-- Start of DOCUMENT EXTRACT --

# Blending In - Camoflage



## john10001 (Mar 20, 2013)

Just wondered what your views are on different types of camoflage clothing.

Do you think it is better to get the clothing to match your environment exactly but stick out like a sore thumb when outside that environment some of the time, or to get multi-cam clothing e.g. one colour fits all, although it may not really be as good as dedicated camo for that environment?


----------



## Meangreen (Dec 6, 2012)

I went out dove hunting tonight and as I was sitting waiting for the dove, I couldn't help but notice how well my camo matched my surroundings. I believe the camo for your area is important and there is no good enough or middle road. I own a lot of camo so I match the season and area. In short, dedicated.


----------



## lgustavus81 (Aug 12, 2013)

I would say dedicated myself. Some situations or scenarios may not exactly fit into the camo type that you have available at that given time.


----------



## Deebo (Oct 27, 2012)

I feel that some form of pattern break is better than nothing. My camo selection is pretty limited, but would say that it is adequate, could be better. 
My favorite camo, is total blackout, black everything, and hiding in the midnight shadows....


----------



## Deebo (Oct 27, 2012)

Meangreen said:


> I went out dove hunting tonight and as I was sitting waiting for the dove, I couldn't help but notice how well my camo matched my surroundings. I believe the camo for your area is important and there is no good enough or middle road. I own a lot of camo so I match the season and area. In short, dedicated.


Meangreen, hows the hunting? Man, I havent had a bacon wrapped grilled dove breast in about 12 years.....MMMMM. hope you did well!


----------



## Inor (Mar 22, 2013)

Deebo said:


> I feel that some form of pattern break is better than nothing. My camo selection is pretty limited, but would say that it is adequate, could be better.
> My favorite camo, is total blackout, black everything, and hiding in the midnight shadows....


In the wilds I absolutely agree with Meangreen, dedicated camo is best. When in an urban environment, I favor dark red rather than black. With limited ambient light, red is as dark as black. With full light, it looks much less threatening. Just a thought.


----------



## tango (Apr 12, 2013)

For hunting, blend with the background
For urban times, blend with everyone else


----------



## wallyLOZ (May 12, 2013)

Adaptive camo. The gilly suit used by our snipers is the hands down best, IMO. They make their own suit, and it is adaptive to add twigs with leaves or bunches of grass as need be. Their life depends on it, so it's definitely good enough for me!

-- End of DOCUMENT EXTRACT --

▶ [PROBLEM SET]:
1. List every distinct username that posts in the camouflage thread.
2. Copy the stretch of the camouflage thread from "Just wondered what" through "(Dec 6, 2012)", substituting "setting" for each "environment".
Work only from the camouflage thread above; nothing outside it is needed.

-- Start of DATA EXCERPTS --

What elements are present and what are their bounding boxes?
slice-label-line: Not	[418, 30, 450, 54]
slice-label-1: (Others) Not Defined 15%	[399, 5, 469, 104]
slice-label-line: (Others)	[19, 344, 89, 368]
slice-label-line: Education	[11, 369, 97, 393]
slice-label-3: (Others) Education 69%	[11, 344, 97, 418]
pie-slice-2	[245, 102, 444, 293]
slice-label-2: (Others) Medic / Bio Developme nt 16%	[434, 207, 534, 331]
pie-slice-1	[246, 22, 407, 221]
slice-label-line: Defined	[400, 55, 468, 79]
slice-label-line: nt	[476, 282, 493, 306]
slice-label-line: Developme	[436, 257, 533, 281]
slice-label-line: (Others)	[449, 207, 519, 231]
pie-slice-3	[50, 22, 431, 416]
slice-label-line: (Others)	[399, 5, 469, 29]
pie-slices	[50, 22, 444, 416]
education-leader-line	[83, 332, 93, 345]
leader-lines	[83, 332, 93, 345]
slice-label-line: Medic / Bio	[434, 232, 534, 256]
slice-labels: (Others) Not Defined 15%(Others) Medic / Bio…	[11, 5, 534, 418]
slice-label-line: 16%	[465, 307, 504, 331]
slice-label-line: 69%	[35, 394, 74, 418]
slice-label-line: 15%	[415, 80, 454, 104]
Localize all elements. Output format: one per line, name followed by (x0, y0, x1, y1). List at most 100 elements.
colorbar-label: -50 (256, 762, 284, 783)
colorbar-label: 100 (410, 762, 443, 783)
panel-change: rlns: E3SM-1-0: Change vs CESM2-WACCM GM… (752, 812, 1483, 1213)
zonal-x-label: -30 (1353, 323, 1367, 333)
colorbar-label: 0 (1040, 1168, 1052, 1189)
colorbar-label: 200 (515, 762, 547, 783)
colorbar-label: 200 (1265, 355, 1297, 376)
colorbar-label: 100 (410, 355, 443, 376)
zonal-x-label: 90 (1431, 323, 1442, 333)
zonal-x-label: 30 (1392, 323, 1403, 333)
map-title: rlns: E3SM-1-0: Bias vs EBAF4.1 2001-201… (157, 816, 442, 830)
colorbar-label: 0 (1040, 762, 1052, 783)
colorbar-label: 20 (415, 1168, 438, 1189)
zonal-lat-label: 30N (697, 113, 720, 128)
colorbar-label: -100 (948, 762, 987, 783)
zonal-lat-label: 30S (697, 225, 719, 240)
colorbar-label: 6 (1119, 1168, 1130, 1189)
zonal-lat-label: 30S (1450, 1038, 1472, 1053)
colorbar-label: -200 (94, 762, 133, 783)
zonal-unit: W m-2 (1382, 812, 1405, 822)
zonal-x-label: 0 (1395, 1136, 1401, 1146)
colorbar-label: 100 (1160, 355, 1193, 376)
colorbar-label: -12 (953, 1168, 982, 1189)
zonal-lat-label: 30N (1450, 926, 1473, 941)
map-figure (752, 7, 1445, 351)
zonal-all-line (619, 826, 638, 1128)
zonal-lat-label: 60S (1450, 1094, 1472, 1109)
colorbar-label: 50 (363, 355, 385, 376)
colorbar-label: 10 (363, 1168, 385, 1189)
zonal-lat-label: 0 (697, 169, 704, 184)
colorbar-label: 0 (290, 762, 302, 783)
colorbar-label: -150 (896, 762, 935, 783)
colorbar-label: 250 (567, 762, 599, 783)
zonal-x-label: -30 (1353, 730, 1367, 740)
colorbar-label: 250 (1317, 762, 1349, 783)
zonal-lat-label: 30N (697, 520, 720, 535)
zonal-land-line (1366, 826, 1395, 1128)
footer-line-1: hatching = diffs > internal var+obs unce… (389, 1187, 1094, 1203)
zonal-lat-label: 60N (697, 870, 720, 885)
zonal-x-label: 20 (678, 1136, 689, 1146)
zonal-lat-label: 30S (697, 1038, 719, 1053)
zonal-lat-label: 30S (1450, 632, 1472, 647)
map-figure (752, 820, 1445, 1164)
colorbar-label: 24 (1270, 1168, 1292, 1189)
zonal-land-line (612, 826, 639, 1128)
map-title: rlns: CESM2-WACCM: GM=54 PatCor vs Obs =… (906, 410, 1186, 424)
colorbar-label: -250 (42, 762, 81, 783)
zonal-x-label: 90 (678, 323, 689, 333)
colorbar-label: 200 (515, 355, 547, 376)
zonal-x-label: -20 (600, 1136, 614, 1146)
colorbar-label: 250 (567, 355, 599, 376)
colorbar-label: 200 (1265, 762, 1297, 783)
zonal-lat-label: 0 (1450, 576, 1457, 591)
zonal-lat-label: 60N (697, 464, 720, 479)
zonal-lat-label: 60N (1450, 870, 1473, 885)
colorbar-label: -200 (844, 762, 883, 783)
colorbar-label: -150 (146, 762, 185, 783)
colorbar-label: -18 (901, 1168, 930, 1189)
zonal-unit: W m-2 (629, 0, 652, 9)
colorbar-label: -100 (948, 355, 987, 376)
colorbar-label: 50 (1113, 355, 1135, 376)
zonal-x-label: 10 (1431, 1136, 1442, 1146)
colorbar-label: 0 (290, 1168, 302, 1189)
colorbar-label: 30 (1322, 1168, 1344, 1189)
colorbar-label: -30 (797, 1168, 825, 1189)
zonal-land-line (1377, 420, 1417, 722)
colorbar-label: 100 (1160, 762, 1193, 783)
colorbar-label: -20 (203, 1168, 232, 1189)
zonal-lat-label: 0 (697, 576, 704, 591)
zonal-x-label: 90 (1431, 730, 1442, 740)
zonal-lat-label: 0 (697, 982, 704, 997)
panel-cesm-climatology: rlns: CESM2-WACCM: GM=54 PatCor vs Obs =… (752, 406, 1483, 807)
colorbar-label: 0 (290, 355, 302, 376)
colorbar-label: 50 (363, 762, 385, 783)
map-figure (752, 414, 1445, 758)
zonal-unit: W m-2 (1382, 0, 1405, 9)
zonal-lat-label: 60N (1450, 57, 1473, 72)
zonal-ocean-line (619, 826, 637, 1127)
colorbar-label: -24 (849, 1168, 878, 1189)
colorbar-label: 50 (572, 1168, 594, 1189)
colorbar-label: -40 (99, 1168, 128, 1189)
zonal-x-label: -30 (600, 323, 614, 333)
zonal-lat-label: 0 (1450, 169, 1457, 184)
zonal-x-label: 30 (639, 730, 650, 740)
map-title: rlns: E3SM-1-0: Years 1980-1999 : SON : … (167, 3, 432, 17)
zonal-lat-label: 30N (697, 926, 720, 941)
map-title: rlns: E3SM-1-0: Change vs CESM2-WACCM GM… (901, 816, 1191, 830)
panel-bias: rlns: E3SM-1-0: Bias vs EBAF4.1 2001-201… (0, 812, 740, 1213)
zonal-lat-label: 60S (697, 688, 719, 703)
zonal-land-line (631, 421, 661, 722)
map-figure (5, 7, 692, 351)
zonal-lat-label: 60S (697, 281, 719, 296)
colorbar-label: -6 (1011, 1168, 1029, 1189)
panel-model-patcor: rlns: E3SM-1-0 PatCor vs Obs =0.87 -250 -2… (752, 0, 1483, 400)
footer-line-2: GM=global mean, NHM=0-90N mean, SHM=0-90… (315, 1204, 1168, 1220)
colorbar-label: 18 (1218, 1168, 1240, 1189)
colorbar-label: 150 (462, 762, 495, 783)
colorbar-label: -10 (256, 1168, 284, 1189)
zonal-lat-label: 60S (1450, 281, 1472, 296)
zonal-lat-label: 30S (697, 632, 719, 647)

-- End of DATA EXCERPTS --

▶ [RESULTS BY TASK]:
1. john10001, Meangreen, lgustavus81, Deebo, Inor, tango, wallyLOZ

2.
Just wondered what your views are on different types of camoflage clothing.

Do you think it is better to get the clothing to match your setting exactly but stick out like a sore thumb when outside that setting some of the time, or to get multi-cam clothing e.g. one colour fits all, although it may not really be as good as dedicated camo for that setting?


----------



## Meangreen (Dec 6, 2012)